▸ **EXERCISE OBJECTIVE**
Please locate every line below that contains the word "question", and copy each of those lines in full.

▸ **RECORDS SUPPLIED**
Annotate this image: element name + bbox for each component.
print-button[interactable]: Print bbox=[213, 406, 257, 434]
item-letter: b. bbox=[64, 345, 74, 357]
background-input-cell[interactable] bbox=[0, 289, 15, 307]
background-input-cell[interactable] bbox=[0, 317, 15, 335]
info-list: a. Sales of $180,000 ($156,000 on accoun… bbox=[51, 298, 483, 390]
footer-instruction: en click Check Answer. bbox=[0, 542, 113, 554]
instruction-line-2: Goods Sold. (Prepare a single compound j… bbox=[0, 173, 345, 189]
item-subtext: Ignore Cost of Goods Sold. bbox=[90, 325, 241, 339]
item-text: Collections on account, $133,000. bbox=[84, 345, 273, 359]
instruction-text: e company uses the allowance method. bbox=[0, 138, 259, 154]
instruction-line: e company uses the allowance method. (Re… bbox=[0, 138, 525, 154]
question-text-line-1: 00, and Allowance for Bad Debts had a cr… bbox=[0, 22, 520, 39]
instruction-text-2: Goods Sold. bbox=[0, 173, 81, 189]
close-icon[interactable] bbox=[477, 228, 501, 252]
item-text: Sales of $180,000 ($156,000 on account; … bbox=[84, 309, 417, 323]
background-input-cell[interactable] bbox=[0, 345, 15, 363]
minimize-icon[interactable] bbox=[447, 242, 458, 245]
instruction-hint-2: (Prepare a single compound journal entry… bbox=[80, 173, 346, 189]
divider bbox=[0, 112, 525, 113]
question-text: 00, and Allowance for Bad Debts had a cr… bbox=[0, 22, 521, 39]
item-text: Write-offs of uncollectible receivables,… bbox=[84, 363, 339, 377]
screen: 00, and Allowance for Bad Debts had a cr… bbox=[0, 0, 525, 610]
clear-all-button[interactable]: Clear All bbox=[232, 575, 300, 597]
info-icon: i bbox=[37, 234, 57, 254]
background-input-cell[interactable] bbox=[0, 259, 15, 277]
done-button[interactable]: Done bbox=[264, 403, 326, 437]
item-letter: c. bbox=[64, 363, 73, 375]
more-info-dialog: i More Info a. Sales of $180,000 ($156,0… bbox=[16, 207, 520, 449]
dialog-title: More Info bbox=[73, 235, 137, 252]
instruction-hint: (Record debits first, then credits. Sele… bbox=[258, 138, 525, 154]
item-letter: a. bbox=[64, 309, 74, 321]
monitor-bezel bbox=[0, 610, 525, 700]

▸ **COMPLETE RESPONSE**
question-text-line-1: 00, and Allowance for Bad Debts had a cr… bbox=[0, 22, 520, 39]
question-text: 00, and Allowance for Bad Debts had a cr… bbox=[0, 22, 521, 39]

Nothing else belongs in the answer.